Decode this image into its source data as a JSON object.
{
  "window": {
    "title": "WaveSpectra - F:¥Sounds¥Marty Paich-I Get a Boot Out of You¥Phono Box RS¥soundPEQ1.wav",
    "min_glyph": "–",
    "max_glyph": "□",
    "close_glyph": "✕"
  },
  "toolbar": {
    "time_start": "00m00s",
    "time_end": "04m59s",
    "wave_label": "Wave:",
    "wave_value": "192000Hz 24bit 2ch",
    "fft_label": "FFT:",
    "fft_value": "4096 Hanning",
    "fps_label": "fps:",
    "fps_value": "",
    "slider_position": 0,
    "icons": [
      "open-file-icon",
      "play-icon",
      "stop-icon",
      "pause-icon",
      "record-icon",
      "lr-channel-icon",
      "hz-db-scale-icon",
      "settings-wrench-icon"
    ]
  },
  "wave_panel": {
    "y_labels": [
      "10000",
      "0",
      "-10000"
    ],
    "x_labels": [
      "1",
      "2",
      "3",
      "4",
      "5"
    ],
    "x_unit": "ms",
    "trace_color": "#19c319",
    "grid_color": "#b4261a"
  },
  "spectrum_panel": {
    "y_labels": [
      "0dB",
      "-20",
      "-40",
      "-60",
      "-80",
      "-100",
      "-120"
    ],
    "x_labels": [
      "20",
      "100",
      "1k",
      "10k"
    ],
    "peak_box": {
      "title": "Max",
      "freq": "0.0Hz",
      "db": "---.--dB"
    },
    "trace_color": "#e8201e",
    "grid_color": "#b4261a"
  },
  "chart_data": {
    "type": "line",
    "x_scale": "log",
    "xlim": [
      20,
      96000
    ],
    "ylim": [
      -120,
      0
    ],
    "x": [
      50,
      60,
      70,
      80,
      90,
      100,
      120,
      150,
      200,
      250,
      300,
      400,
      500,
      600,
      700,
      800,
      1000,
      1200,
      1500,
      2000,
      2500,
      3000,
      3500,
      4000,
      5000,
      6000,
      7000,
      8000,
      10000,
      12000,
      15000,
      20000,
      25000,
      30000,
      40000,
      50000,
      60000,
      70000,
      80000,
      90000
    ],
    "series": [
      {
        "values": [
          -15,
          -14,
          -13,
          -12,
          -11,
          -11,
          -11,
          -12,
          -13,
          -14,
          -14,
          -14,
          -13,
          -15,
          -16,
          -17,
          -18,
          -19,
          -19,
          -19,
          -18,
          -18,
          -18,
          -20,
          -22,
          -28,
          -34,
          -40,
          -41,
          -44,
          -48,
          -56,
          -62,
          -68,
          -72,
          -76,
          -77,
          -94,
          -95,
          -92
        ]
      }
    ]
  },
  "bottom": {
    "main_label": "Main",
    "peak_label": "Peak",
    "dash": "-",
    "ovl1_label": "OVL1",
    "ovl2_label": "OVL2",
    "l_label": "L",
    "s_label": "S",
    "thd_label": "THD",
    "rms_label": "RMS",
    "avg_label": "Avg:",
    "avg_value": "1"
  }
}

★ ★ ★

*What to produce*
Retype the whole listing above exactly.

*Output for this exercise*
Decode this image into its source data as a JSON object.
{
  "window": {
    "title": "WaveSpectra - F:¥Sounds¥Marty Paich-I Get a Boot Out of You¥Phono Box RS¥soundPEQ1.wav",
    "min_glyph": "–",
    "max_glyph": "□",
    "close_glyph": "✕"
  },
  "toolbar": {
    "time_start": "00m00s",
    "time_end": "04m59s",
    "wave_label": "Wave:",
    "wave_value": "192000Hz 24bit 2ch",
    "fft_label": "FFT:",
    "fft_value": "4096 Hanning",
    "fps_label": "fps:",
    "fps_value": "",
    "slider_position": 0,
    "icons": [
      "open-file-icon",
      "play-icon",
      "stop-icon",
      "pause-icon",
      "record-icon",
      "lr-channel-icon",
      "hz-db-scale-icon",
      "settings-wrench-icon"
    ]
  },
  "wave_panel": {
    "y_labels": [
      "10000",
      "0",
      "-10000"
    ],
    "x_labels": [
      "1",
      "2",
      "3",
      "4",
      "5"
    ],
    "x_unit": "ms",
    "trace_color": "#19c319",
    "grid_color": "#b4261a"
  },
  "spectrum_panel": {
    "y_labels": [
      "0dB",
      "-20",
      "-40",
      "-60",
      "-80",
      "-100",
      "-120"
    ],
    "x_labels": [
      "20",
      "100",
      "1k",
      "10k"
    ],
    "peak_box": {
      "title": "Max",
      "freq": "0.0Hz",
      "db": "---.--dB"
    },
    "trace_color": "#e8201e",
    "grid_color": "#b4261a"
  },
  "chart_data": {
    "type": "line",
    "x_scale": "log",
    "xlim": [
      20,
      96000
    ],
    "ylim": [
      -120,
      0
    ],
    "x": [
      50,
      60,
      70,
      80,
      90,
      100,
      120,
      150,
      200,
      250,
      300,
      400,
      500,
      600,
      700,
      800,
      1000,
      1200,
      1500,
      2000,
      2500,
      3000,
      3500,
      4000,
      5000,
      6000,
      7000,
      8000,
      10000,
      12000,
      15000,
      20000,
      25000,
      30000,
      40000,
      50000,
      60000,
      70000,
      80000,
      90000
    ],
    "series": [
      {
        "values": [
          -15,
          -14,
          -13,
          -12,
          -11,
          -11,
          -11,
          -12,
          -13,
          -14,
          -14,
          -14,
          -13,
          -15,
          -16,
          -17,
          -18,
          -19,
          -19,
          -19,
          -18,
          -18,
          -18,
          -20,
          -22,
          -28,
          -34,
          -40,
          -41,
          -44,
          -48,
          -56,
          -62,
          -68,
          -72,
          -76,
          -77,
          -94,
          -95,
          -92
        ]
      }
    ]
  },
  "bottom": {
    "main_label": "Main",
    "peak_label": "Peak",
    "dash": "-",
    "ovl1_label": "OVL1",
    "ovl2_label": "OVL2",
    "l_label": "L",
    "s_label": "S",
    "thd_label": "THD",
    "rms_label": "RMS",
    "avg_label": "Avg:",
    "avg_value": "1"
  }
}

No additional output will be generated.